**Work to complete:** Find the word "VALID" in the listing. Copy out each line where it occurs.
_ _ _ _ _ _ _
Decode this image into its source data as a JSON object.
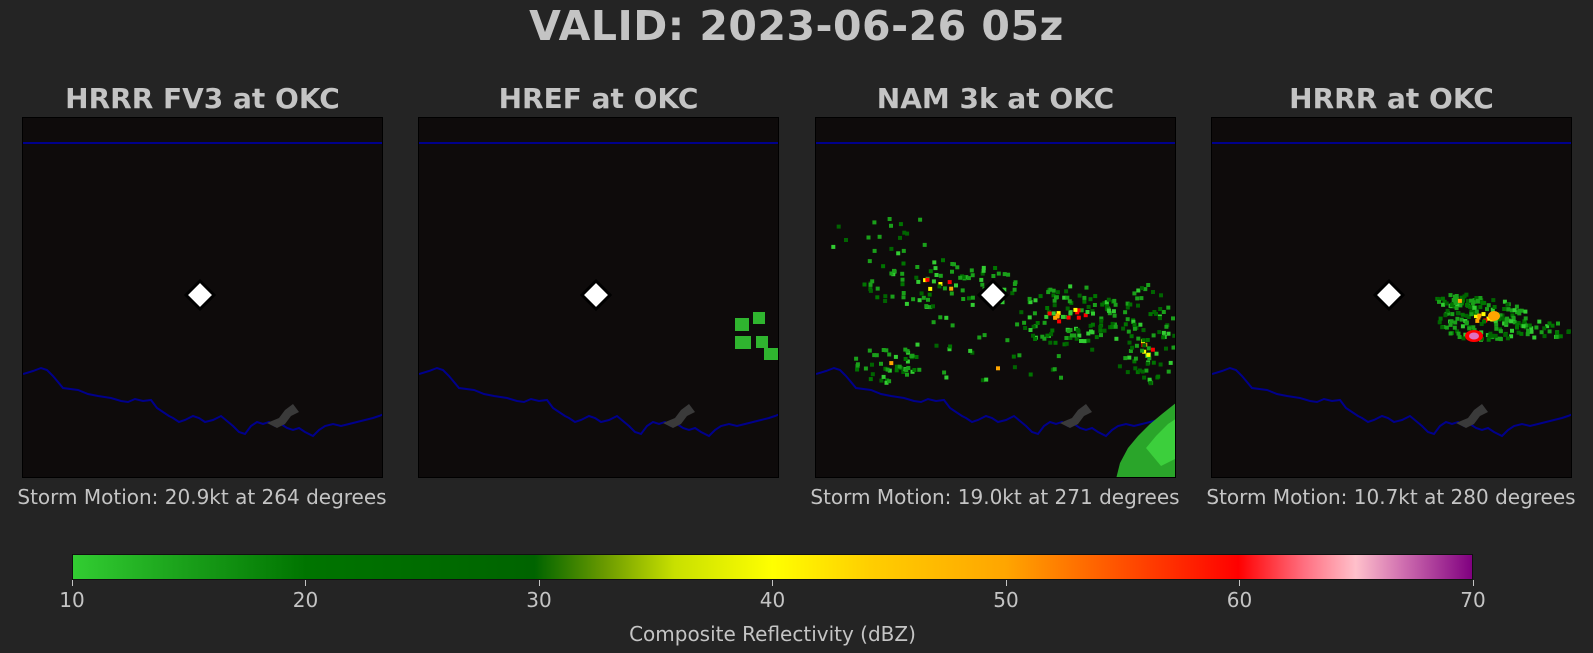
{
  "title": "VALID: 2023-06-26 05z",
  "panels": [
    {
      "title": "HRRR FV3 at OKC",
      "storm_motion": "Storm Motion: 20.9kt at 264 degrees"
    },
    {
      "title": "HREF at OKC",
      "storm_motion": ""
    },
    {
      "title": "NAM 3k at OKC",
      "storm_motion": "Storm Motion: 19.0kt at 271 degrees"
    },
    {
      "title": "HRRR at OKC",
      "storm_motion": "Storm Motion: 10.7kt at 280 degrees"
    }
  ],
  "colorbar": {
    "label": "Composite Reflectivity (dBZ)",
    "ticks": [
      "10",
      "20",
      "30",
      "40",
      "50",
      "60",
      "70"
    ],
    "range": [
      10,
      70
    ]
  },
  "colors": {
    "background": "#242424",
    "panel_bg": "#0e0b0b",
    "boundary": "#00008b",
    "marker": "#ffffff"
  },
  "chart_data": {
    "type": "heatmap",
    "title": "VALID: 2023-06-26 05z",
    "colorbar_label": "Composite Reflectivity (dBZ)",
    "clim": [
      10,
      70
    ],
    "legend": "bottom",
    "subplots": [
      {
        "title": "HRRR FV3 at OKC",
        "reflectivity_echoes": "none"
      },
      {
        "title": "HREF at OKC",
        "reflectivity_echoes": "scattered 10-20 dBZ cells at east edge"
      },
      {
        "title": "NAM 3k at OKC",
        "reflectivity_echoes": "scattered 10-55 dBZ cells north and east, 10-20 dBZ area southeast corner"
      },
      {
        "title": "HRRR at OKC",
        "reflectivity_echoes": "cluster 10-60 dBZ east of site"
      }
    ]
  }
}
_ _ _ _ _ _ _
**Solved problem:**
  "title": "VALID: 2023-06-26 05z",
    "title": "VALID: 2023-06-26 05z",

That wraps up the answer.